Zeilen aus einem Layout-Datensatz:
● ● ●

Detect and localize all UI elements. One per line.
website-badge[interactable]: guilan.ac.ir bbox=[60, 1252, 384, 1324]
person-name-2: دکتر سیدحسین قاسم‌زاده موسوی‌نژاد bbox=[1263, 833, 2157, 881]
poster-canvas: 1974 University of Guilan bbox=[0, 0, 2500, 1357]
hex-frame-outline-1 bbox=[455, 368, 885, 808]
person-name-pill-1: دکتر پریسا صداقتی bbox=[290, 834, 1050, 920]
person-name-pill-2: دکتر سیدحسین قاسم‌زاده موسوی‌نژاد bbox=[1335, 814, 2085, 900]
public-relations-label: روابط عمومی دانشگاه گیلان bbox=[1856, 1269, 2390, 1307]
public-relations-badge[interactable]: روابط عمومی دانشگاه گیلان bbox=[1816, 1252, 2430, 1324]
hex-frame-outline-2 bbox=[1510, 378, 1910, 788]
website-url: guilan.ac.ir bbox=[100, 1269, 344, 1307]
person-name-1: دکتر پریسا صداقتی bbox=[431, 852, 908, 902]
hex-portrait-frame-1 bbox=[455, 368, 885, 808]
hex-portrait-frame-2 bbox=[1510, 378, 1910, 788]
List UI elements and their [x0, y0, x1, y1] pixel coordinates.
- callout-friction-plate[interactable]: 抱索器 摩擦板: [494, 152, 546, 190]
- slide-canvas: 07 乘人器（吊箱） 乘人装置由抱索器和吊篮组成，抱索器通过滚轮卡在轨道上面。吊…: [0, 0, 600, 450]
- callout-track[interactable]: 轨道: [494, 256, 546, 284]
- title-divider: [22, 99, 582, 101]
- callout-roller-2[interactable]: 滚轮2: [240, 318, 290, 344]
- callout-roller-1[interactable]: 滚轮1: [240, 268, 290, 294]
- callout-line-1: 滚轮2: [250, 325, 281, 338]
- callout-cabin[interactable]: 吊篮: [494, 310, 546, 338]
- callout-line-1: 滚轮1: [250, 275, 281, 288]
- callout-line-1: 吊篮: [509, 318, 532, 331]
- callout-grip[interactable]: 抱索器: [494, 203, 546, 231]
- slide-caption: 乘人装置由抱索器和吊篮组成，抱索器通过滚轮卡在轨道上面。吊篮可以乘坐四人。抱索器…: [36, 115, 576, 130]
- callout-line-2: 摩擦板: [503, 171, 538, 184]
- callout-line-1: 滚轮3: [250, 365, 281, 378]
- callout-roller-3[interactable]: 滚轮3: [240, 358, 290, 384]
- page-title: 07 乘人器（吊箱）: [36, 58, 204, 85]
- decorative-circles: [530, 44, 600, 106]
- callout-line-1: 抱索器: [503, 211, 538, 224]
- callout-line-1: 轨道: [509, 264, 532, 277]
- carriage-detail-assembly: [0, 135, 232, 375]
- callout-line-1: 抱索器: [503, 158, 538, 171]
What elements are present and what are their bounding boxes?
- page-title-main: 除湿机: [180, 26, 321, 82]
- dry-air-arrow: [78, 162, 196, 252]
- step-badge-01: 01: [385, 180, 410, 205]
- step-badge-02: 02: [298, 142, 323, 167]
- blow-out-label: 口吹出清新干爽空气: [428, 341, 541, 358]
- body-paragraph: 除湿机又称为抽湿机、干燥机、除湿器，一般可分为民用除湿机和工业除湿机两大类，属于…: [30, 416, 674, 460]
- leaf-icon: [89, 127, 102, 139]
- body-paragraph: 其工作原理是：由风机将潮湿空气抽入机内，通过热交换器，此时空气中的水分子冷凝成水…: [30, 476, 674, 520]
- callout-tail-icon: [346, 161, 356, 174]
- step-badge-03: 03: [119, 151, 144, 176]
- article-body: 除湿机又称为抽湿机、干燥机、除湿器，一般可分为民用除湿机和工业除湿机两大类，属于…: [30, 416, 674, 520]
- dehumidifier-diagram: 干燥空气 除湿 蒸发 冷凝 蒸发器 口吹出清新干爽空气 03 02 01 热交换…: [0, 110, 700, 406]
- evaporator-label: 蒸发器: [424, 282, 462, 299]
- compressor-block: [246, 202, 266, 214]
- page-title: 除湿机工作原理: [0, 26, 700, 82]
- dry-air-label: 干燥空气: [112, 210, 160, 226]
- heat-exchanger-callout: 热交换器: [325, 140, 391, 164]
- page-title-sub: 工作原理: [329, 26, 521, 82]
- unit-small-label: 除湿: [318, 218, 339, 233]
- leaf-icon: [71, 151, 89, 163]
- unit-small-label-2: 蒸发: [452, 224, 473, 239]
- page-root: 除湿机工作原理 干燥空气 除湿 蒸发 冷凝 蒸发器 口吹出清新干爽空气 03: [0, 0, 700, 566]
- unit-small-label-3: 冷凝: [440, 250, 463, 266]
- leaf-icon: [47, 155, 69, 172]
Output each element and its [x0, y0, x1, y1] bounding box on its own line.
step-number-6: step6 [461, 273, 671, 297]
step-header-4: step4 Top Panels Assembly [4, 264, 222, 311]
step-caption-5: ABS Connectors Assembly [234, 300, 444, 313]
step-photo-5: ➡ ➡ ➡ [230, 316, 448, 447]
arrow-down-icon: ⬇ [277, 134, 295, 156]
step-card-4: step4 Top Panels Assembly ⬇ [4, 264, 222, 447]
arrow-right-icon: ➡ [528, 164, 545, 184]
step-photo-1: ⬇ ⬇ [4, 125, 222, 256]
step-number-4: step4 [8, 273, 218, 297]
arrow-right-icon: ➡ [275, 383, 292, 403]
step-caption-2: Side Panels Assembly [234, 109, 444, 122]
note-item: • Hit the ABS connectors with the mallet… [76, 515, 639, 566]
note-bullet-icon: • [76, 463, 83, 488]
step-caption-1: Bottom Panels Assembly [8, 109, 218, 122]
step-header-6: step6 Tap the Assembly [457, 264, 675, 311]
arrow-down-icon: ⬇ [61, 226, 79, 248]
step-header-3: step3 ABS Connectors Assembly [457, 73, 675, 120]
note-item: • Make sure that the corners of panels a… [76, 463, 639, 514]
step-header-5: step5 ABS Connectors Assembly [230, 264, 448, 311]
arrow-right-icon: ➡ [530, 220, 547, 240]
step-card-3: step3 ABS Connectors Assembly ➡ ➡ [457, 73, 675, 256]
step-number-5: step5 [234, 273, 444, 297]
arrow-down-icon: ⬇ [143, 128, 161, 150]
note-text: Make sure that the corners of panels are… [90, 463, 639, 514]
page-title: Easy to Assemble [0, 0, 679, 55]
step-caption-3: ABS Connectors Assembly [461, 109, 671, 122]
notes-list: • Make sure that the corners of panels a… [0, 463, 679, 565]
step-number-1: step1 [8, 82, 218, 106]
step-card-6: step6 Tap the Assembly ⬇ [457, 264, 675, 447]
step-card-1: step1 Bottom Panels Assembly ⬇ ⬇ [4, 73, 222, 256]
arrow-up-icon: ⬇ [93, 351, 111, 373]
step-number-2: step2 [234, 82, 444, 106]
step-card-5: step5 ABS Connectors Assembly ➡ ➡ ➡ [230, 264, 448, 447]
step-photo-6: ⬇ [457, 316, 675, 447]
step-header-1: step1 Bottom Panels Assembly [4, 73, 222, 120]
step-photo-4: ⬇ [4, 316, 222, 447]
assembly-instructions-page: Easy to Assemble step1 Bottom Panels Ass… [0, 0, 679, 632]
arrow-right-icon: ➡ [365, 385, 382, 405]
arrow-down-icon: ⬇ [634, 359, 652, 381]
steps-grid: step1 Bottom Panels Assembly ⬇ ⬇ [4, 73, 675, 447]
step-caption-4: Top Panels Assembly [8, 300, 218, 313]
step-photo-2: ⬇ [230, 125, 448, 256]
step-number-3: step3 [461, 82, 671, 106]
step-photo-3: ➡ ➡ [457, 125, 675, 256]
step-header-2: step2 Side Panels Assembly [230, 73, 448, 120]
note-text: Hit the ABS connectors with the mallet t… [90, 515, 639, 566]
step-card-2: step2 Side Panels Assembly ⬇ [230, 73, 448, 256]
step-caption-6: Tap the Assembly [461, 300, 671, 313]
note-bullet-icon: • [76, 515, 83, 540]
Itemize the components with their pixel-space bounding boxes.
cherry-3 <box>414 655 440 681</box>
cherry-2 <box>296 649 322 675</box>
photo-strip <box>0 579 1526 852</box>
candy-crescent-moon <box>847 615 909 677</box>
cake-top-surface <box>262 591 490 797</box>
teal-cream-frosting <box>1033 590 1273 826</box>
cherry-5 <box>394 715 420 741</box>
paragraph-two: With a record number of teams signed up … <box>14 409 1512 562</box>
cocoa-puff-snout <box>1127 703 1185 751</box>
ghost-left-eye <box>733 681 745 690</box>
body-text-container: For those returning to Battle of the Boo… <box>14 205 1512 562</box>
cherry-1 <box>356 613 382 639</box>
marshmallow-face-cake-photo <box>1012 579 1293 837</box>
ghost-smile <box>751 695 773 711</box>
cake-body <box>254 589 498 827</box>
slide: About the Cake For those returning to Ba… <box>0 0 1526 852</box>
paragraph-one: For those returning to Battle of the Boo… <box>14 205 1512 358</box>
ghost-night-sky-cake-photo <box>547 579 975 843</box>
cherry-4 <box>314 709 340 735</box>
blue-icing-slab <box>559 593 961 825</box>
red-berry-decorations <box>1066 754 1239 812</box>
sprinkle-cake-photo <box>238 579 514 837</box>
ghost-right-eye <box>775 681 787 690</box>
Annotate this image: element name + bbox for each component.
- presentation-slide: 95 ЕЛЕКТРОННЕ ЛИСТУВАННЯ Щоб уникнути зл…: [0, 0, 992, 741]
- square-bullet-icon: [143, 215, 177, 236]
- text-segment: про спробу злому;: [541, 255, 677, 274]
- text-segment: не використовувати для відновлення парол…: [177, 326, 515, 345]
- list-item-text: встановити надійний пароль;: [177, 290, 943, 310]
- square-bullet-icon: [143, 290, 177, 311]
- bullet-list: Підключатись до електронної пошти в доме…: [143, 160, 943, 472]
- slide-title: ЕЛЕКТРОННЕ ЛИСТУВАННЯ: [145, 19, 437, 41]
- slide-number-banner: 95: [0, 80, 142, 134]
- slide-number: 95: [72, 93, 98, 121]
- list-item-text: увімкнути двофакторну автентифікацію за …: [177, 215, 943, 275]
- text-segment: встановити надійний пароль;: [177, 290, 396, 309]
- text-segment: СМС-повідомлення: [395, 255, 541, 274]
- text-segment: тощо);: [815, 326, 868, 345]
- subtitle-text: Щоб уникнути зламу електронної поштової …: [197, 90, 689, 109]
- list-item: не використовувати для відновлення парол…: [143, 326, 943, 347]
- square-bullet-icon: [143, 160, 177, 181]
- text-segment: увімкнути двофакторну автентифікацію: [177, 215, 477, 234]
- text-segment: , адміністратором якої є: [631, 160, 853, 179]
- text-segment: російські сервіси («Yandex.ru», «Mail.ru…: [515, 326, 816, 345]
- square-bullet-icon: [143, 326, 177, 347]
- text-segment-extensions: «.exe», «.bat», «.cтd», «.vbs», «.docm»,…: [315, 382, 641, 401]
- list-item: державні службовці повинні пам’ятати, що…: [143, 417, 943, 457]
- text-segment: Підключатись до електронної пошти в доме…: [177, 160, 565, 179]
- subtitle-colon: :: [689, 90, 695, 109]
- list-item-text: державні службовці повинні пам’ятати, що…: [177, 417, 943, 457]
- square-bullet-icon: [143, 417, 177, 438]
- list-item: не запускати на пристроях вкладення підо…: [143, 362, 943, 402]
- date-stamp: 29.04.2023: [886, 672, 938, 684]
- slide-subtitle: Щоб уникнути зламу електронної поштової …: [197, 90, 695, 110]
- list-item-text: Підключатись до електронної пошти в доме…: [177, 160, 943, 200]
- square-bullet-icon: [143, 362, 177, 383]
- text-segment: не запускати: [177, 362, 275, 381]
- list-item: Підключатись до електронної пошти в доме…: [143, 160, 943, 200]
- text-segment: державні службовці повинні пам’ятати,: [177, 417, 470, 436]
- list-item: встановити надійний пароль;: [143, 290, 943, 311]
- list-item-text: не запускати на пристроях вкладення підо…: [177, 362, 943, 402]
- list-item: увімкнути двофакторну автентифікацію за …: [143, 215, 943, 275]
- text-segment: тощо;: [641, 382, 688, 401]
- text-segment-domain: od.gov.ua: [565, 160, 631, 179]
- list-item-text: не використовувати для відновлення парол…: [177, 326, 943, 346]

● ● ●

* [Zu erledigende Aufgabe]
Schreibe die Zeilen vom Beginn der Auflistung bis einschließlich der Zeile mit „poster-canvas: 1974 University“ wortgetreu ab.

* [Vollständige Antwort]
Detect and localize all UI elements. One per line.
website-badge[interactable]: guilan.ac.ir bbox=[60, 1252, 384, 1324]
person-name-2: دکتر سیدحسین قاسم‌زاده موسوی‌نژاد bbox=[1263, 833, 2157, 881]
poster-canvas: 1974 University of Guilan bbox=[0, 0, 2500, 1357]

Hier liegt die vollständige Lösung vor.